A block of data

◇ ◇ ◇ ◇ ◇

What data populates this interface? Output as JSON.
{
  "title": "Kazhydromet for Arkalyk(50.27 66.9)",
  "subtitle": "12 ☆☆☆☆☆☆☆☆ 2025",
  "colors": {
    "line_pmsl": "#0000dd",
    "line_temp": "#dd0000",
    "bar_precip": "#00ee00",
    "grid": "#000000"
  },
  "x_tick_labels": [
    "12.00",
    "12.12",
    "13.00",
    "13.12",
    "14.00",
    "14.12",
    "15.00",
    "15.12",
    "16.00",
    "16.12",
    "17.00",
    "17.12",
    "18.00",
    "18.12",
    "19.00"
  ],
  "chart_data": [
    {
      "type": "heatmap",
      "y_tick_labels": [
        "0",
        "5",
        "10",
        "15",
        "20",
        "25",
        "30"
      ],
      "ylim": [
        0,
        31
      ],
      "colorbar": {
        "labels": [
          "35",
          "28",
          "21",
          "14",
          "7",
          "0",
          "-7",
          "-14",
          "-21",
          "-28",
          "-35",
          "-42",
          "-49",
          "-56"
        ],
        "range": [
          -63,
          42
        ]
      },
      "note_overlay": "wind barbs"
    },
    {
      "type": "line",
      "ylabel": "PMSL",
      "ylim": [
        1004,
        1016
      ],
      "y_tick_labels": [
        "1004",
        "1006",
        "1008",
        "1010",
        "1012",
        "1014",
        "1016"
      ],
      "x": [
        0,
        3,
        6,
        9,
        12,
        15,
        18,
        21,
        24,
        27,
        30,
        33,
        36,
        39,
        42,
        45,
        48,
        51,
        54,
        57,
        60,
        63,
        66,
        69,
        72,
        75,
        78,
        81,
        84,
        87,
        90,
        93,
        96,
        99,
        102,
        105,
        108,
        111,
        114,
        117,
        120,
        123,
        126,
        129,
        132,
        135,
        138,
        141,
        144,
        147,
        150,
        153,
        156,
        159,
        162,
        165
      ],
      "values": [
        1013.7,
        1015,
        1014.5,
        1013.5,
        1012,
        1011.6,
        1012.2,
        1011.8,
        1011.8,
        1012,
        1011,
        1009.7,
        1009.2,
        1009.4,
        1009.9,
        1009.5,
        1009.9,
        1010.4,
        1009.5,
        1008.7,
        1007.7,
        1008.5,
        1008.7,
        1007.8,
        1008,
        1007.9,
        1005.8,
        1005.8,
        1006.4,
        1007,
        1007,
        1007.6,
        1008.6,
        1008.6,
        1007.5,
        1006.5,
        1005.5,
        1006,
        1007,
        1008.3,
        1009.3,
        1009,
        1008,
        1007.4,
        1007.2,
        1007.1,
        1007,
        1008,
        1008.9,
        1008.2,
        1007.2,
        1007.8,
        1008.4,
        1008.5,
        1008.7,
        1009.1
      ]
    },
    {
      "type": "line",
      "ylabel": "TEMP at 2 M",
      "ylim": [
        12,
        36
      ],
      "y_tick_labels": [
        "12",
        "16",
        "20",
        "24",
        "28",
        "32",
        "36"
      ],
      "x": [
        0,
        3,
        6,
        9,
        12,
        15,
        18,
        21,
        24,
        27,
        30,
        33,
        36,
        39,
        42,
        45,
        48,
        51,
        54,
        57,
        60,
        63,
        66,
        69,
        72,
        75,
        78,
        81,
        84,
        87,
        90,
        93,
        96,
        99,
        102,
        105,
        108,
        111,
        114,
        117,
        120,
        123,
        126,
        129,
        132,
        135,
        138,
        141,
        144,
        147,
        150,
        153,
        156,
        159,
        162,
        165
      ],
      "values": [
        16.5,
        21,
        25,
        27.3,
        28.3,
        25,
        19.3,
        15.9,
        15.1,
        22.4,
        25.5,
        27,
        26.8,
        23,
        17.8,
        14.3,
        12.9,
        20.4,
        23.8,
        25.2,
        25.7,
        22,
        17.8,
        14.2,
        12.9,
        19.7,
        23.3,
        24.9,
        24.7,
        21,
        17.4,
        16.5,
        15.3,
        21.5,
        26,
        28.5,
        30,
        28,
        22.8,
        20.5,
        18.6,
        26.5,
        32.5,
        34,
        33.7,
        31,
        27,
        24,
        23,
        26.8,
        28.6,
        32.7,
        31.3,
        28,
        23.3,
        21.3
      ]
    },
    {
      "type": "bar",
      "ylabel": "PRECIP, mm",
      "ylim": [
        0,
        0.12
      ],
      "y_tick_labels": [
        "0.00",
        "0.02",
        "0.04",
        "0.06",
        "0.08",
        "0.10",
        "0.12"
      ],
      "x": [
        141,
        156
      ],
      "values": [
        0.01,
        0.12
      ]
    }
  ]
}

◇ ◇ ◇ ◇ ◇

Please set down each line of the records exactly as given.

Complete answer.
What data populates this interface? Output as JSON.
{
  "title": "Kazhydromet for Arkalyk(50.27 66.9)",
  "subtitle": "12 ☆☆☆☆☆☆☆☆ 2025",
  "colors": {
    "line_pmsl": "#0000dd",
    "line_temp": "#dd0000",
    "bar_precip": "#00ee00",
    "grid": "#000000"
  },
  "x_tick_labels": [
    "12.00",
    "12.12",
    "13.00",
    "13.12",
    "14.00",
    "14.12",
    "15.00",
    "15.12",
    "16.00",
    "16.12",
    "17.00",
    "17.12",
    "18.00",
    "18.12",
    "19.00"
  ],
  "chart_data": [
    {
      "type": "heatmap",
      "y_tick_labels": [
        "0",
        "5",
        "10",
        "15",
        "20",
        "25",
        "30"
      ],
      "ylim": [
        0,
        31
      ],
      "colorbar": {
        "labels": [
          "35",
          "28",
          "21",
          "14",
          "7",
          "0",
          "-7",
          "-14",
          "-21",
          "-28",
          "-35",
          "-42",
          "-49",
          "-56"
        ],
        "range": [
          -63,
          42
        ]
      },
      "note_overlay": "wind barbs"
    },
    {
      "type": "line",
      "ylabel": "PMSL",
      "ylim": [
        1004,
        1016
      ],
      "y_tick_labels": [
        "1004",
        "1006",
        "1008",
        "1010",
        "1012",
        "1014",
        "1016"
      ],
      "x": [
        0,
        3,
        6,
        9,
        12,
        15,
        18,
        21,
        24,
        27,
        30,
        33,
        36,
        39,
        42,
        45,
        48,
        51,
        54,
        57,
        60,
        63,
        66,
        69,
        72,
        75,
        78,
        81,
        84,
        87,
        90,
        93,
        96,
        99,
        102,
        105,
        108,
        111,
        114,
        117,
        120,
        123,
        126,
        129,
        132,
        135,
        138,
        141,
        144,
        147,
        150,
        153,
        156,
        159,
        162,
        165
      ],
      "values": [
        1013.7,
        1015,
        1014.5,
        1013.5,
        1012,
        1011.6,
        1012.2,
        1011.8,
        1011.8,
        1012,
        1011,
        1009.7,
        1009.2,
        1009.4,
        1009.9,
        1009.5,
        1009.9,
        1010.4,
        1009.5,
        1008.7,
        1007.7,
        1008.5,
        1008.7,
        1007.8,
        1008,
        1007.9,
        1005.8,
        1005.8,
        1006.4,
        1007,
        1007,
        1007.6,
        1008.6,
        1008.6,
        1007.5,
        1006.5,
        1005.5,
        1006,
        1007,
        1008.3,
        1009.3,
        1009,
        1008,
        1007.4,
        1007.2,
        1007.1,
        1007,
        1008,
        1008.9,
        1008.2,
        1007.2,
        1007.8,
        1008.4,
        1008.5,
        1008.7,
        1009.1
      ]
    },
    {
      "type": "line",
      "ylabel": "TEMP at 2 M",
      "ylim": [
        12,
        36
      ],
      "y_tick_labels": [
        "12",
        "16",
        "20",
        "24",
        "28",
        "32",
        "36"
      ],
      "x": [
        0,
        3,
        6,
        9,
        12,
        15,
        18,
        21,
        24,
        27,
        30,
        33,
        36,
        39,
        42,
        45,
        48,
        51,
        54,
        57,
        60,
        63,
        66,
        69,
        72,
        75,
        78,
        81,
        84,
        87,
        90,
        93,
        96,
        99,
        102,
        105,
        108,
        111,
        114,
        117,
        120,
        123,
        126,
        129,
        132,
        135,
        138,
        141,
        144,
        147,
        150,
        153,
        156,
        159,
        162,
        165
      ],
      "values": [
        16.5,
        21,
        25,
        27.3,
        28.3,
        25,
        19.3,
        15.9,
        15.1,
        22.4,
        25.5,
        27,
        26.8,
        23,
        17.8,
        14.3,
        12.9,
        20.4,
        23.8,
        25.2,
        25.7,
        22,
        17.8,
        14.2,
        12.9,
        19.7,
        23.3,
        24.9,
        24.7,
        21,
        17.4,
        16.5,
        15.3,
        21.5,
        26,
        28.5,
        30,
        28,
        22.8,
        20.5,
        18.6,
        26.5,
        32.5,
        34,
        33.7,
        31,
        27,
        24,
        23,
        26.8,
        28.6,
        32.7,
        31.3,
        28,
        23.3,
        21.3
      ]
    },
    {
      "type": "bar",
      "ylabel": "PRECIP, mm",
      "ylim": [
        0,
        0.12
      ],
      "y_tick_labels": [
        "0.00",
        "0.02",
        "0.04",
        "0.06",
        "0.08",
        "0.10",
        "0.12"
      ],
      "x": [
        141,
        156
      ],
      "values": [
        0.01,
        0.12
      ]
    }
  ]
}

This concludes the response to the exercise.